◆ **Aim**: Check each line below for the word "اليمين", and copy those that have it.

◆ **Entries provided**:
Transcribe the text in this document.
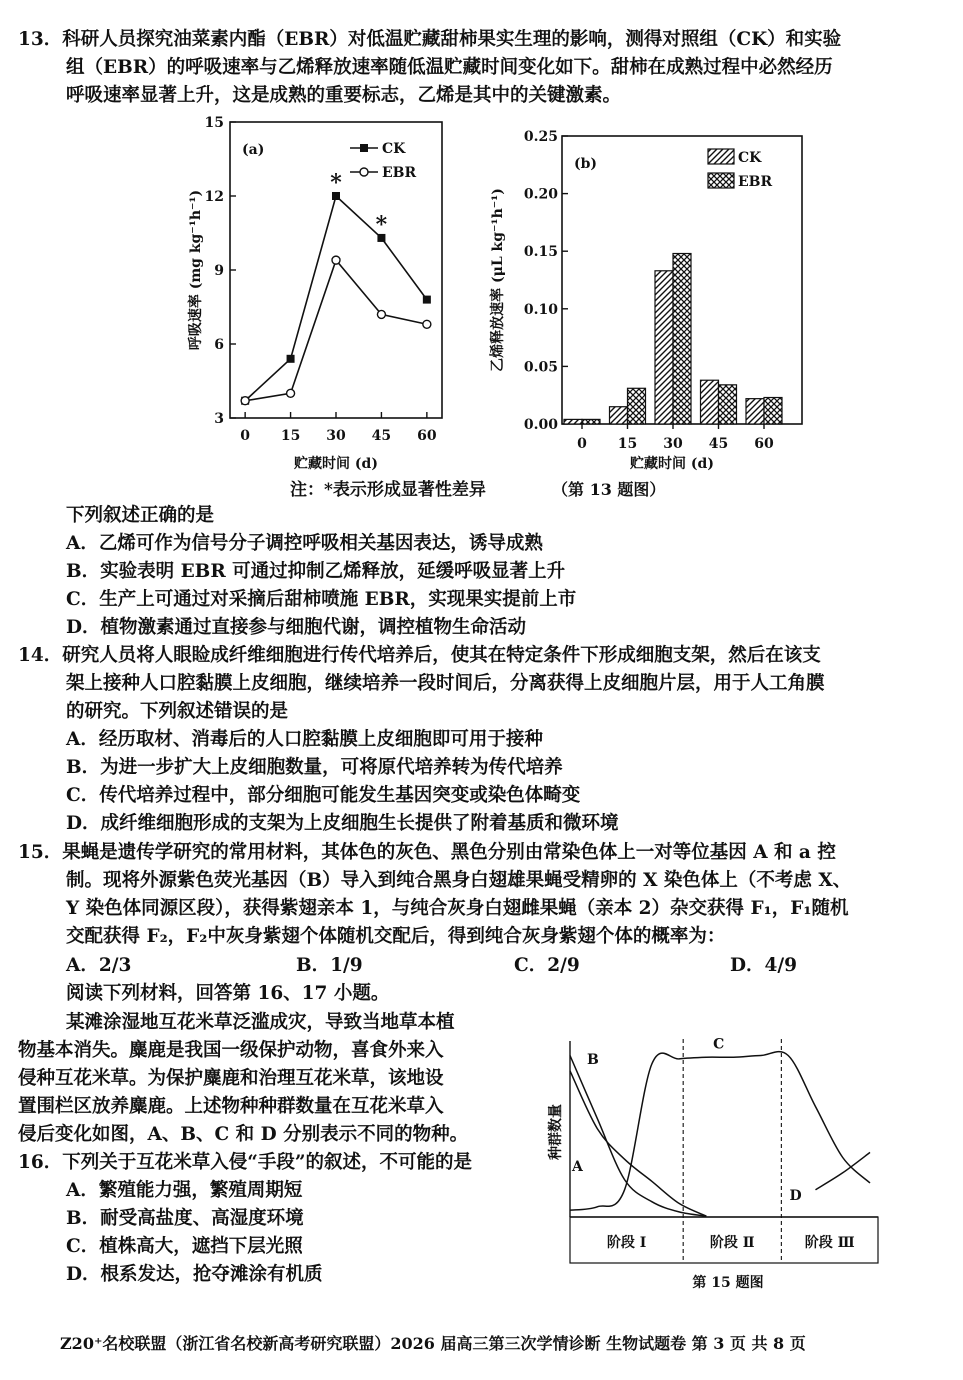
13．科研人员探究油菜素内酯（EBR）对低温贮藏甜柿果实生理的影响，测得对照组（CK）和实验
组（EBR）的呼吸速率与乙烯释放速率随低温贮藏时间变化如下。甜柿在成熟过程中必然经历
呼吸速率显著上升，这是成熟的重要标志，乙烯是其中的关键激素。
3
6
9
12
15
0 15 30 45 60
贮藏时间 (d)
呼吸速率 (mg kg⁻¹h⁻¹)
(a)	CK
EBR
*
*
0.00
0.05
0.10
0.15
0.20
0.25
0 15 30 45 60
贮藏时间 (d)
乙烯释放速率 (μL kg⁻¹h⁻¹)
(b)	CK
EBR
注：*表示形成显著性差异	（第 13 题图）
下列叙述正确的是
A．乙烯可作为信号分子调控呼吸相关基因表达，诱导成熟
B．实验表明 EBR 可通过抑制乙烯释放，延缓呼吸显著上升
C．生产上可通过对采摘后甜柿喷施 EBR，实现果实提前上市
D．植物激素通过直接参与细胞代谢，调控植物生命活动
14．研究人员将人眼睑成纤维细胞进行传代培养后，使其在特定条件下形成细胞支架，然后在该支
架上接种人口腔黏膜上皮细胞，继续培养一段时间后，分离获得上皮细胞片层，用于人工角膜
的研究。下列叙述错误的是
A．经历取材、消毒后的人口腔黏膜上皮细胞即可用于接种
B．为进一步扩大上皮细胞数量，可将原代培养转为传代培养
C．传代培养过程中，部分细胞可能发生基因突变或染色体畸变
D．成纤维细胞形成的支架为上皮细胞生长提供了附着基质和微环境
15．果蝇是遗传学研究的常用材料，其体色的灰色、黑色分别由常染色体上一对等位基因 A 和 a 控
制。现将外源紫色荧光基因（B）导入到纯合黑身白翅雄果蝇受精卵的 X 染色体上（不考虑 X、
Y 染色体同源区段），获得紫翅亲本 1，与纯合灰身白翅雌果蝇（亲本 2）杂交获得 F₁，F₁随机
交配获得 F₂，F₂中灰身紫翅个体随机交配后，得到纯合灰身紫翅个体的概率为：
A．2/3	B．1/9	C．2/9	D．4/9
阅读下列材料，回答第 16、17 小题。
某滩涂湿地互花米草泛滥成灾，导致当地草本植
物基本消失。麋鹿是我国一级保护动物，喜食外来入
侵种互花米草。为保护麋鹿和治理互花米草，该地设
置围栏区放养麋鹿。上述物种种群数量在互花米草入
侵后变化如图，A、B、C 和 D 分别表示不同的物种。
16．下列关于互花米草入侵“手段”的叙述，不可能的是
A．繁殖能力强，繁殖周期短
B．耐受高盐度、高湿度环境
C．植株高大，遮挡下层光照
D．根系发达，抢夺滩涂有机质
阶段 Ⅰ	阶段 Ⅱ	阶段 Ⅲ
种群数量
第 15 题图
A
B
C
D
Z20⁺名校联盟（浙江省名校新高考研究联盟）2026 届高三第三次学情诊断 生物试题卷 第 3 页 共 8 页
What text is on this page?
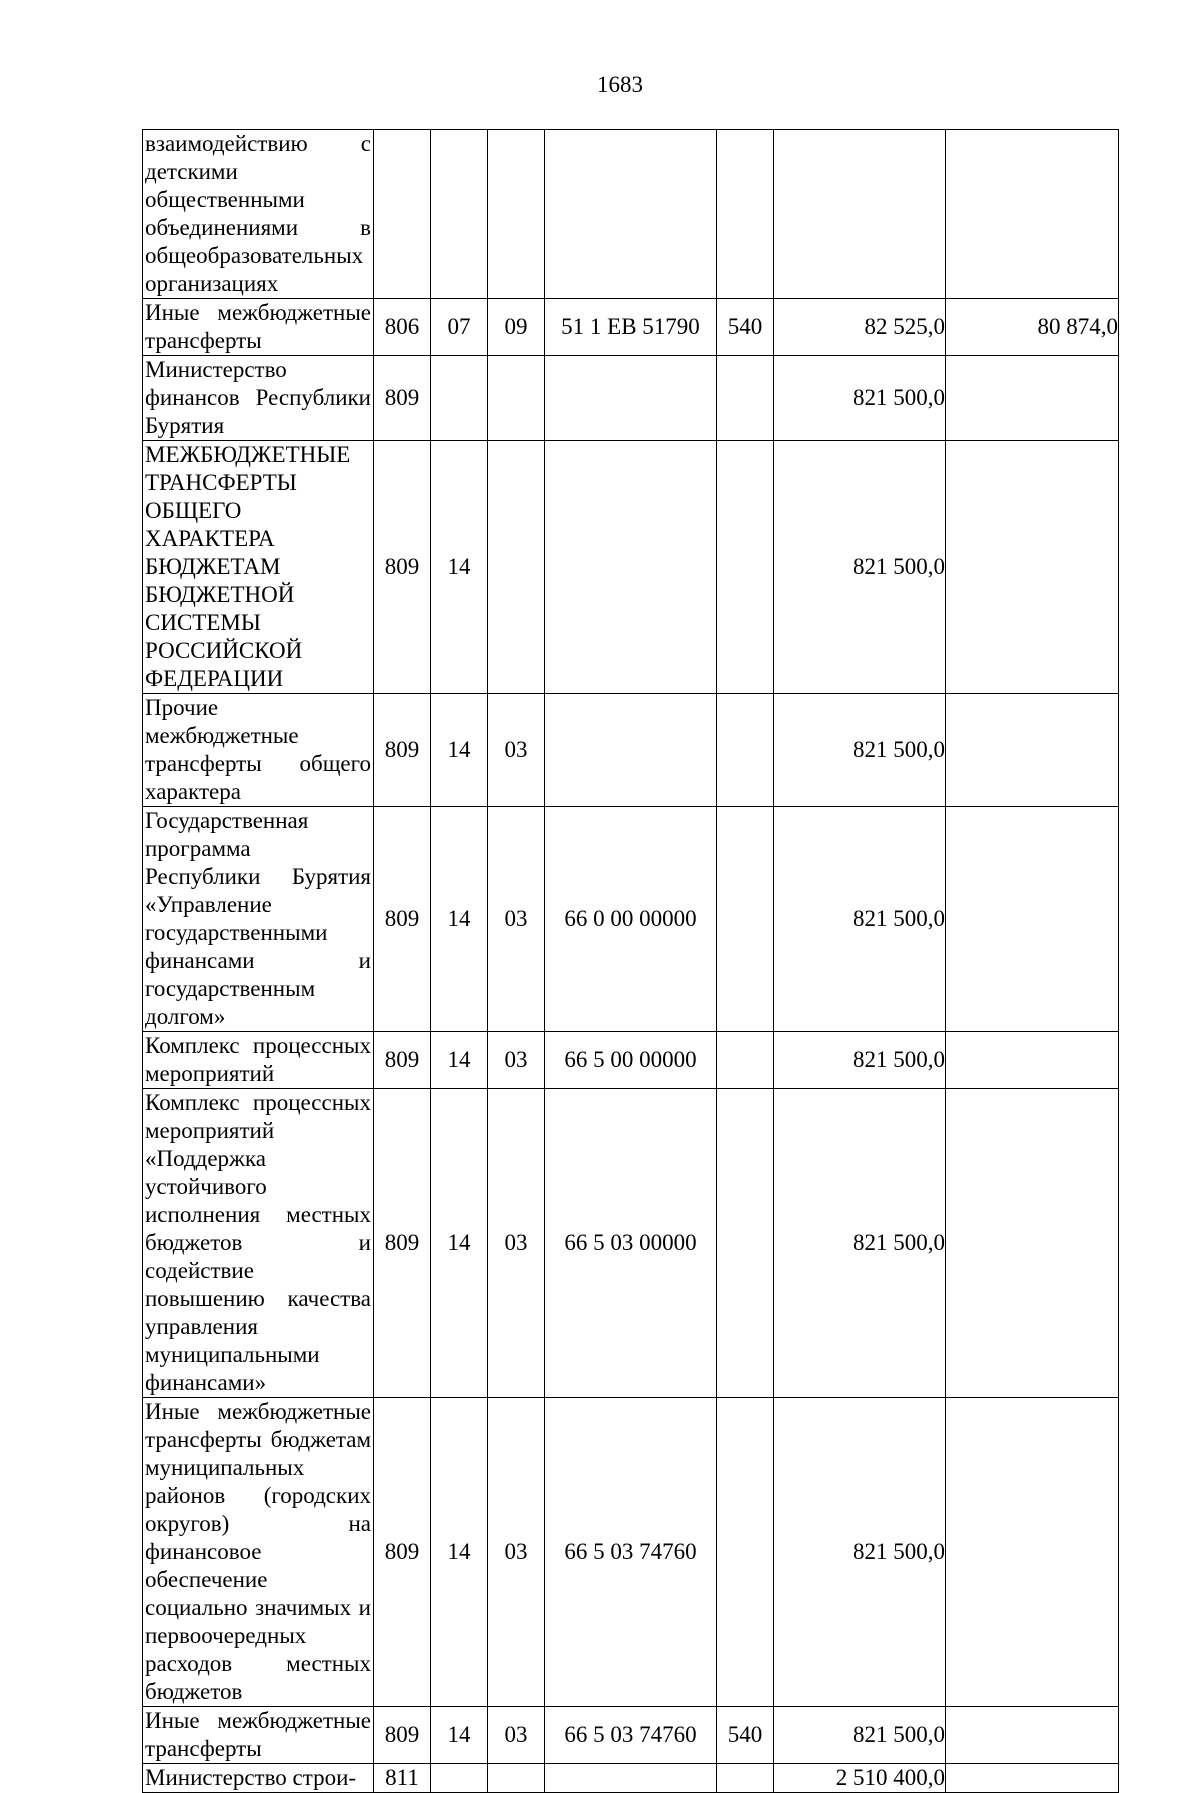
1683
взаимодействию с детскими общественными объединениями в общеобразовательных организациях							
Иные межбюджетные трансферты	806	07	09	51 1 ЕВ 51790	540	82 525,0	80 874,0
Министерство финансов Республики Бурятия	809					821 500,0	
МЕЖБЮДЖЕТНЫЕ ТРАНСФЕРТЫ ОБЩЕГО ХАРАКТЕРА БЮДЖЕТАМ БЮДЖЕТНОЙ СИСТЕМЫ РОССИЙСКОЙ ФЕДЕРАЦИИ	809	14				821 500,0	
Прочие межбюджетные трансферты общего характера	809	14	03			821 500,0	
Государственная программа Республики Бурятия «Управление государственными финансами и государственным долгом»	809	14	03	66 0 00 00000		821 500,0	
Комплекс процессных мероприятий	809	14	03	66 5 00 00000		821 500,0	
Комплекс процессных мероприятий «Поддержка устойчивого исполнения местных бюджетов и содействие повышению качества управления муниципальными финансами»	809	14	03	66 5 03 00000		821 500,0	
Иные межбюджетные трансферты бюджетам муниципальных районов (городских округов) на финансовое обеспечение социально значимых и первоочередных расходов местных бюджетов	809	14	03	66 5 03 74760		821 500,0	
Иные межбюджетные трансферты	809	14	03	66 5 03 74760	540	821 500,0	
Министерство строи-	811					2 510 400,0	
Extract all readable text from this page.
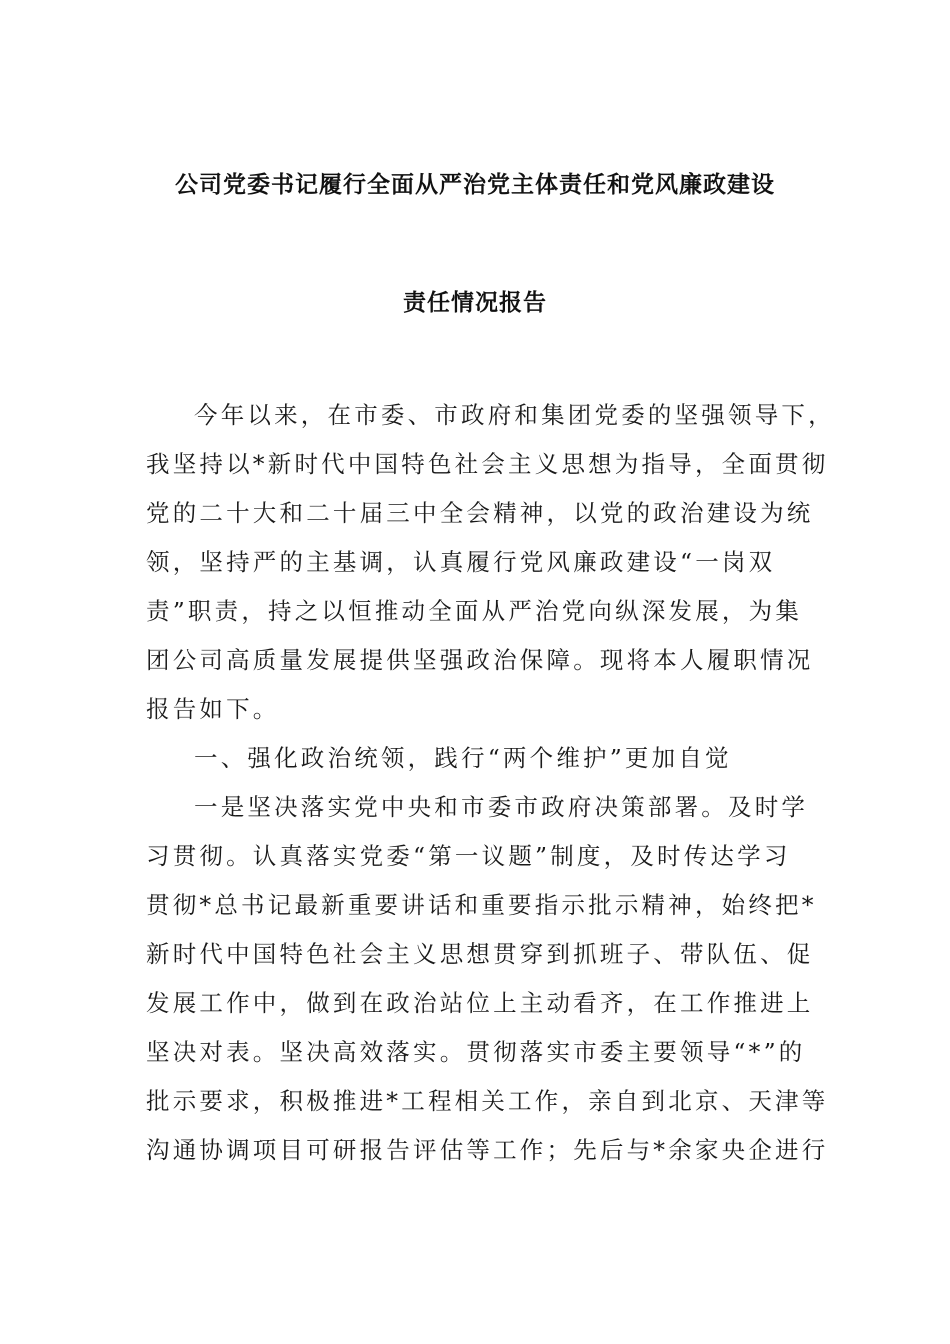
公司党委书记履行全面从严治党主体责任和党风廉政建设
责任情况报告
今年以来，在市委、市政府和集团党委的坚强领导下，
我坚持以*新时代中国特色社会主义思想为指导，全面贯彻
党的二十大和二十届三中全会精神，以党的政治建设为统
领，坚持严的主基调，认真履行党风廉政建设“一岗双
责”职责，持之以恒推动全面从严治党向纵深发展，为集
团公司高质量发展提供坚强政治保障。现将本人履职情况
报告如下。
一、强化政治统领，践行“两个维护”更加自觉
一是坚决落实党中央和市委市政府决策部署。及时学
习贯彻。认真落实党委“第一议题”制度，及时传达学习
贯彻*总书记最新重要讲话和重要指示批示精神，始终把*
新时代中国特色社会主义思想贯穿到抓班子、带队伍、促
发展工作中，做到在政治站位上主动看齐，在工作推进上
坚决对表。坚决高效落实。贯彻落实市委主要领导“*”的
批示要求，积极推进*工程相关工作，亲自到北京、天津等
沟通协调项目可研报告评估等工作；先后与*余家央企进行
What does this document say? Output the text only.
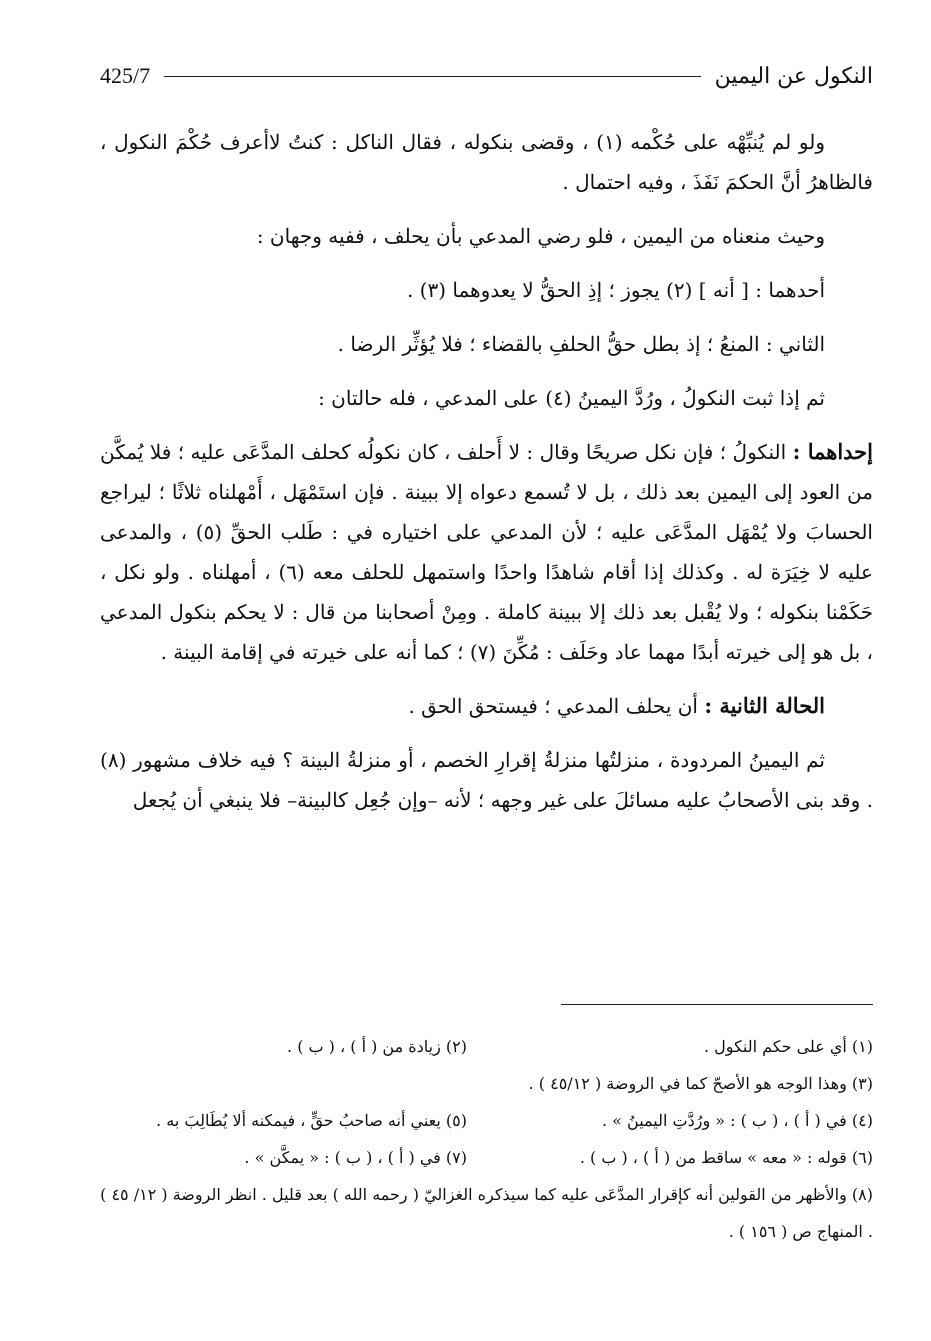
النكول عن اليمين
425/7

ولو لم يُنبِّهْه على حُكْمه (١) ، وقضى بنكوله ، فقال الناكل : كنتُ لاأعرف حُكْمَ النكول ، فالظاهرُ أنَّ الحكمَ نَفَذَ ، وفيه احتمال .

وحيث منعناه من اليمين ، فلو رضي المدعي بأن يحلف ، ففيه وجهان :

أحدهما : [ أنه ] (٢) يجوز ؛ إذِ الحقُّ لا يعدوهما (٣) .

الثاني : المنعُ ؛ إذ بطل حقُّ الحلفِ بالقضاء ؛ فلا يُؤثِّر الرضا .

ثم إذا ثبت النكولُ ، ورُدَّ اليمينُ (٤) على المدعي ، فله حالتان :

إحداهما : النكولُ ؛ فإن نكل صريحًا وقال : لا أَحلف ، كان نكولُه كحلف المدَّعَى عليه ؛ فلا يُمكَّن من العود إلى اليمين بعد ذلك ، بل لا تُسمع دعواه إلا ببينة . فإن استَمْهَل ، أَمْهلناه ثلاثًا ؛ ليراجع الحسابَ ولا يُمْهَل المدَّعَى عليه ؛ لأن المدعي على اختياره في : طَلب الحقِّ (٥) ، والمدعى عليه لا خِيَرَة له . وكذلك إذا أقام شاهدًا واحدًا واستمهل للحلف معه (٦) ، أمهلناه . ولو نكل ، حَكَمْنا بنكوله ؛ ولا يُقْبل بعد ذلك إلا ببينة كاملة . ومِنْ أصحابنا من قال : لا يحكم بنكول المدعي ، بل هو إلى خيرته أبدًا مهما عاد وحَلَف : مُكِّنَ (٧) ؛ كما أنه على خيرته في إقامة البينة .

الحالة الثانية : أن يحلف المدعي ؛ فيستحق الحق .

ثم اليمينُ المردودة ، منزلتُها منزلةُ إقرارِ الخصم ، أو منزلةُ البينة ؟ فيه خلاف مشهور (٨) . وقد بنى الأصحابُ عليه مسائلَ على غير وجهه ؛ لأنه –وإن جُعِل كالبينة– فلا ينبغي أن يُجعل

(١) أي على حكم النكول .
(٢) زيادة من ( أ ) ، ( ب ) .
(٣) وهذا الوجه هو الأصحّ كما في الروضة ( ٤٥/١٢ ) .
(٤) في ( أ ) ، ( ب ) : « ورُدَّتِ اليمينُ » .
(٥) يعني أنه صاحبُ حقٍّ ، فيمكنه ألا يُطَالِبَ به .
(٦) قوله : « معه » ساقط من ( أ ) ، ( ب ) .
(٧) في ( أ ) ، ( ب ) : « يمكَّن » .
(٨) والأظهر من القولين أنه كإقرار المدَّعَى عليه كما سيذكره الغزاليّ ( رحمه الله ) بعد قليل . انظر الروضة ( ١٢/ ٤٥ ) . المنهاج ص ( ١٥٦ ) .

◆ **Task answer**:
النكول عن اليمين
وحيث منعناه من اليمين ، فلو رضي المدعي بأن يحلف ، ففيه وجهان :
ثم إذا ثبت النكولُ ، ورُدَّ اليمينُ (٤) على المدعي ، فله حالتان :
إحداهما : النكولُ ؛ فإن نكل صريحًا وقال : لا أَحلف ، كان نكولُه كحلف المدَّعَى عليه ؛ فلا يُمكَّن من العود إلى اليمين بعد ذلك ، بل لا تُسمع دعواه إلا ببينة . فإن استَمْهَل ، أَمْهلناه ثلاثًا ؛ ليراجع الحسابَ ولا يُمْهَل المدَّعَى عليه ؛ لأن المدعي على اختياره في : طَلب الحقِّ (٥) ، والمدعى عليه لا خِيَرَة له . وكذلك إذا أقام شاهدًا واحدًا واستمهل للحلف معه (٦) ، أمهلناه . ولو نكل ، حَكَمْنا بنكوله ؛ ولا يُقْبل بعد ذلك إلا ببينة كاملة . ومِنْ أصحابنا من قال : لا يحكم بنكول المدعي ، بل هو إلى خيرته أبدًا مهما عاد وحَلَف : مُكِّنَ (٧) ؛ كما أنه على خيرته في إقامة البينة .
ثم اليمينُ المردودة ، منزلتُها منزلةُ إقرارِ الخصم ، أو منزلةُ البينة ؟ فيه خلاف مشهور (٨) . وقد بنى الأصحابُ عليه مسائلَ على غير وجهه ؛ لأنه –وإن جُعِل كالبينة– فلا ينبغي أن يُجعل
(٤) في ( أ ) ، ( ب ) : « ورُدَّتِ اليمينُ » .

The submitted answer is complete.